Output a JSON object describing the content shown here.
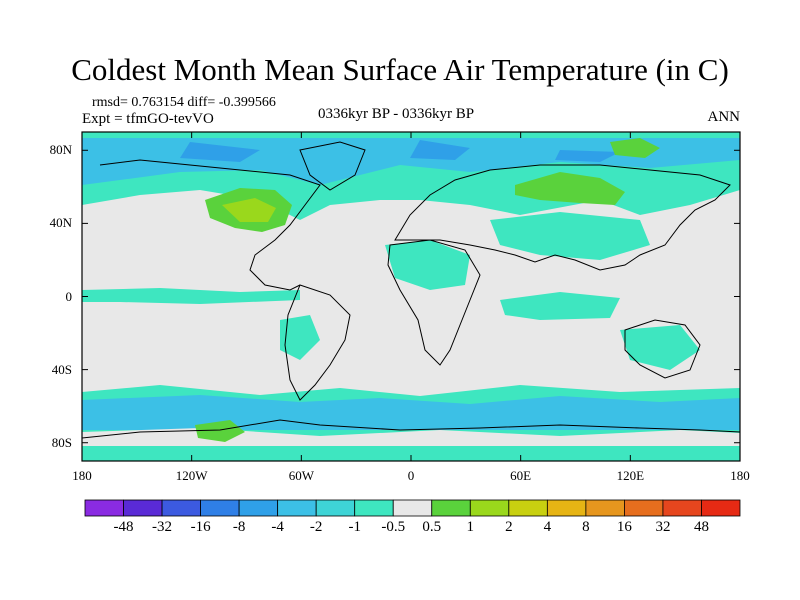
{
  "title": "Coldest Month Mean Surface Air Temperature (in C)",
  "stats": "rmsd= 0.763154 diff= -0.399566",
  "experiment": "Expt = tfmGO-tevVO",
  "period": "0336kyr BP - 0336kyr BP",
  "season": "ANN",
  "lat_ticks": [
    {
      "label": "80N",
      "lat": 80
    },
    {
      "label": "40N",
      "lat": 40
    },
    {
      "label": "0",
      "lat": 0
    },
    {
      "label": "40S",
      "lat": -40
    },
    {
      "label": "80S",
      "lat": -80
    }
  ],
  "lon_ticks": [
    {
      "label": "180",
      "lon": -180
    },
    {
      "label": "120W",
      "lon": -120
    },
    {
      "label": "60W",
      "lon": -60
    },
    {
      "label": "0",
      "lon": 0
    },
    {
      "label": "60E",
      "lon": 60
    },
    {
      "label": "120E",
      "lon": 120
    },
    {
      "label": "180",
      "lon": 180
    }
  ],
  "colorbar": {
    "labels": [
      "-48",
      "-32",
      "-16",
      "-8",
      "-4",
      "-2",
      "-1",
      "-0.5",
      "0.5",
      "1",
      "2",
      "4",
      "8",
      "16",
      "32",
      "48"
    ],
    "colors": [
      "#8a2be2",
      "#5a2ad6",
      "#3c5ae0",
      "#2f7fe6",
      "#2fa0e8",
      "#3cc0e6",
      "#3ed4d6",
      "#3ee6c0",
      "#e8e8e8",
      "#5ad23c",
      "#9ad81c",
      "#c8d010",
      "#e6b414",
      "#e6961e",
      "#e66e1e",
      "#e6461e",
      "#e62a14"
    ]
  },
  "colors": {
    "neutral": "#e8e8e8",
    "cool_light": "#3ee6c0",
    "cool_mid": "#3cc0e6",
    "cool_dark": "#2fa0e8",
    "warm_light": "#5ad23c",
    "warm_mid": "#9ad81c"
  }
}
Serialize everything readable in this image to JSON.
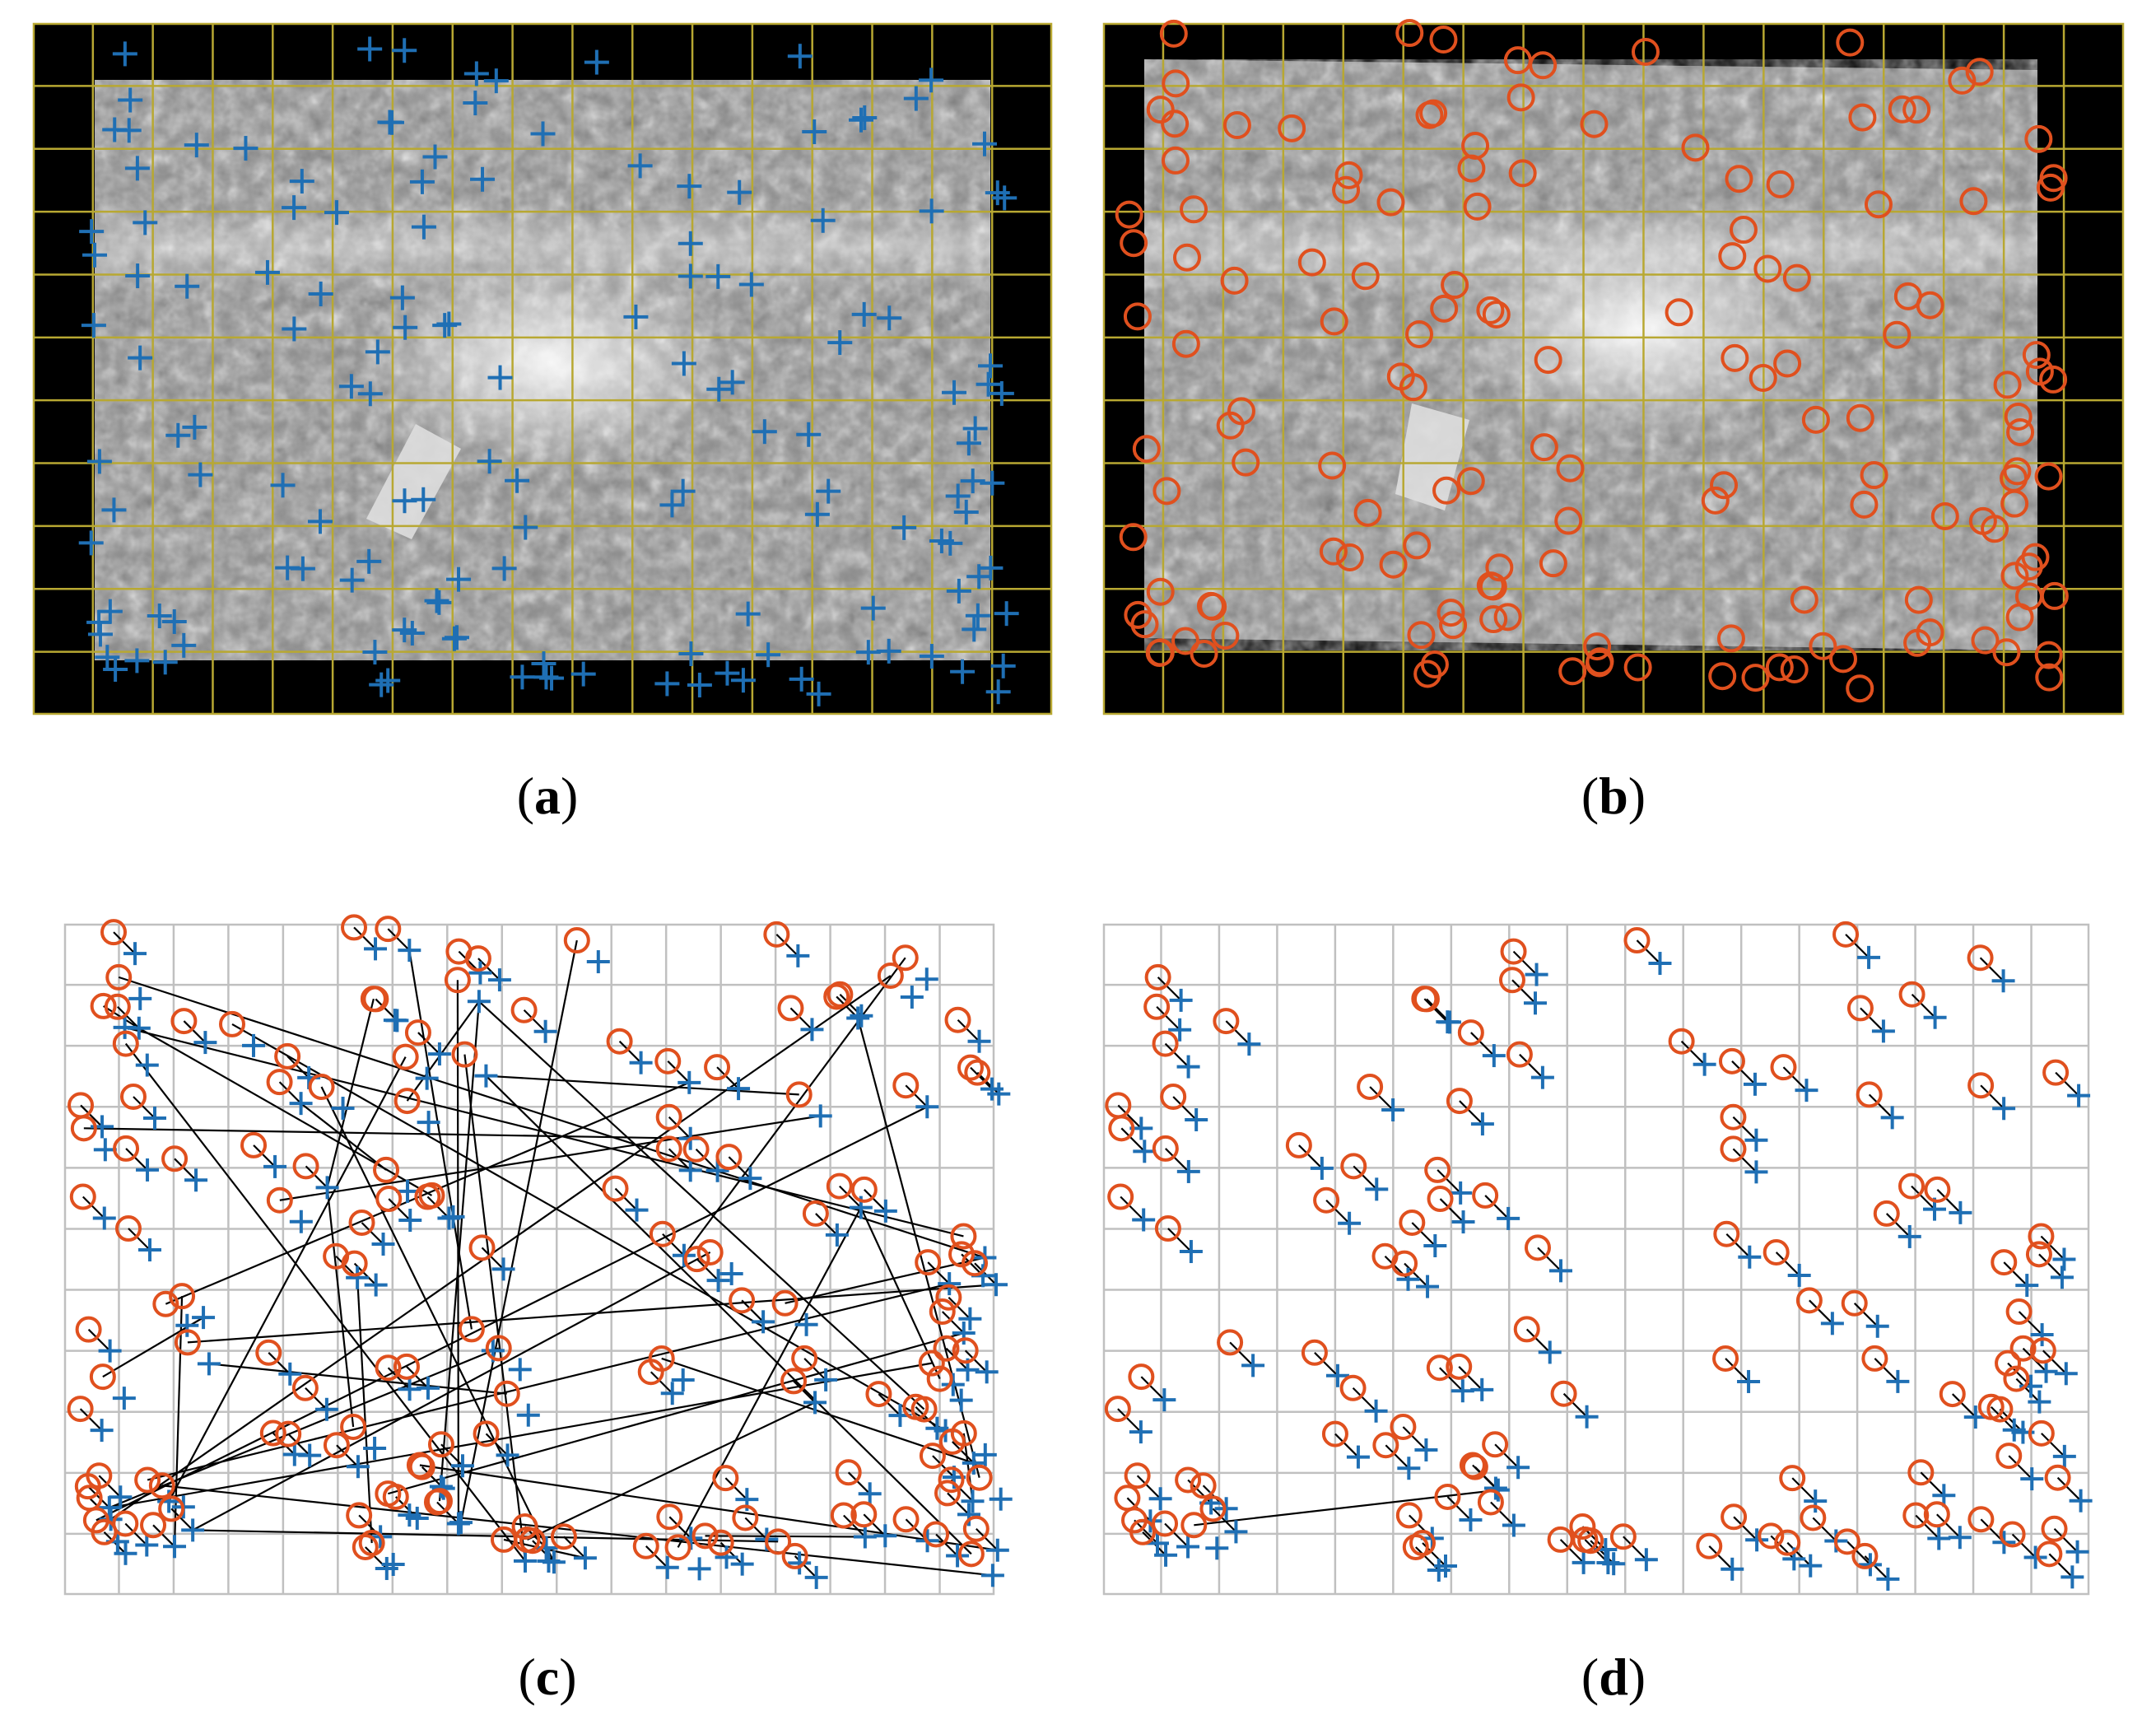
{
  "figure": {
    "panels": [
      {
        "id": "a",
        "caption_letter": "a",
        "kind": "image-keypoints",
        "marker": "plus"
      },
      {
        "id": "b",
        "caption_letter": "b",
        "kind": "image-keypoints",
        "marker": "circle"
      },
      {
        "id": "c",
        "caption_letter": "c",
        "kind": "initial-matches"
      },
      {
        "id": "d",
        "caption_letter": "d",
        "kind": "refined-matches"
      }
    ],
    "colors": {
      "plus_marker": "#1f6fb4",
      "circle_marker": "#e0501e",
      "image_grid": "#b8a832",
      "match_grid": "#c0c0c0",
      "match_line": "#000000",
      "frame_bg": "#000000"
    },
    "grid": {
      "cols": 17,
      "rows": 11
    }
  }
}
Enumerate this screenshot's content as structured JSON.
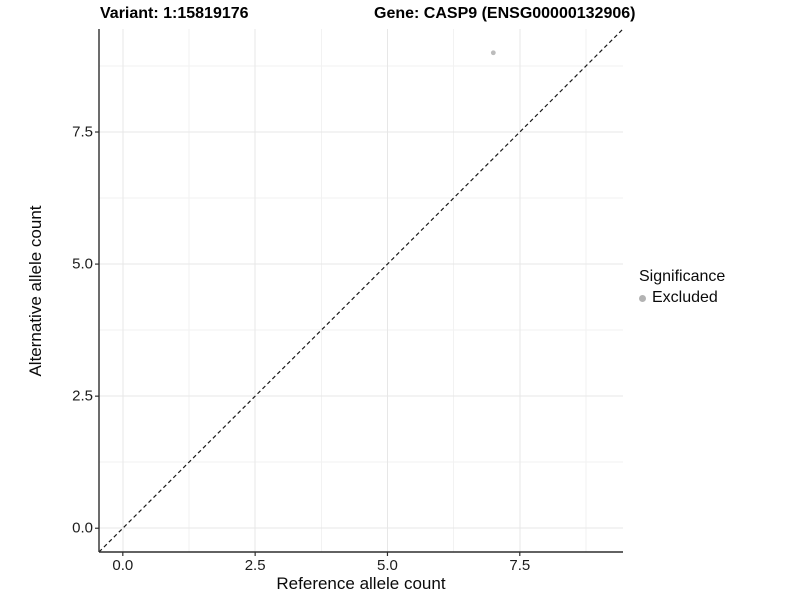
{
  "header": {
    "variant_title": "Variant: 1:15819176",
    "gene_title": "Gene: CASP9 (ENSG00000132906)"
  },
  "chart_data": {
    "type": "scatter",
    "title_left": "Variant: 1:15819176",
    "title_right": "Gene: CASP9 (ENSG00000132906)",
    "xlabel": "Reference allele count",
    "ylabel": "Alternative allele count",
    "xlim": [
      -0.45,
      9.45
    ],
    "ylim": [
      -0.45,
      9.45
    ],
    "x_ticks": [
      0,
      2.5,
      5,
      7.5
    ],
    "x_tick_labels": [
      "0.0",
      "2.5",
      "5.0",
      "7.5"
    ],
    "y_ticks": [
      0,
      2.5,
      5,
      7.5
    ],
    "y_tick_labels": [
      "0.0",
      "2.5",
      "5.0",
      "7.5"
    ],
    "x_minor_ticks": [
      1.25,
      3.75,
      6.25,
      8.75
    ],
    "y_minor_ticks": [
      1.25,
      3.75,
      6.25,
      8.75
    ],
    "grid": "major+minor",
    "reference_line": {
      "slope": 1,
      "intercept": 0,
      "style": "dashed",
      "color": "#1a1a1a"
    },
    "series": [
      {
        "name": "Excluded",
        "marker": "circle",
        "color": "#bcbcbc",
        "points": [
          {
            "x": 7,
            "y": 9
          }
        ]
      }
    ],
    "legend": {
      "title": "Significance",
      "position": "right",
      "entries": [
        {
          "label": "Excluded",
          "marker": "circle",
          "color": "#b3b3b3"
        }
      ]
    },
    "colors": {
      "background": "#ffffff",
      "grid_major": "#e7e7e7",
      "grid_minor": "#f2f2f2",
      "axis_line": "#2e2e2e",
      "tick_mark": "#2e2e2e",
      "tick_text": "#1c1c1c",
      "point": "#bcbcbc"
    }
  }
}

Given instruction
What is the number of lines above that contain the string "matches"? Answer with the number alone.

Reply to the exercise
2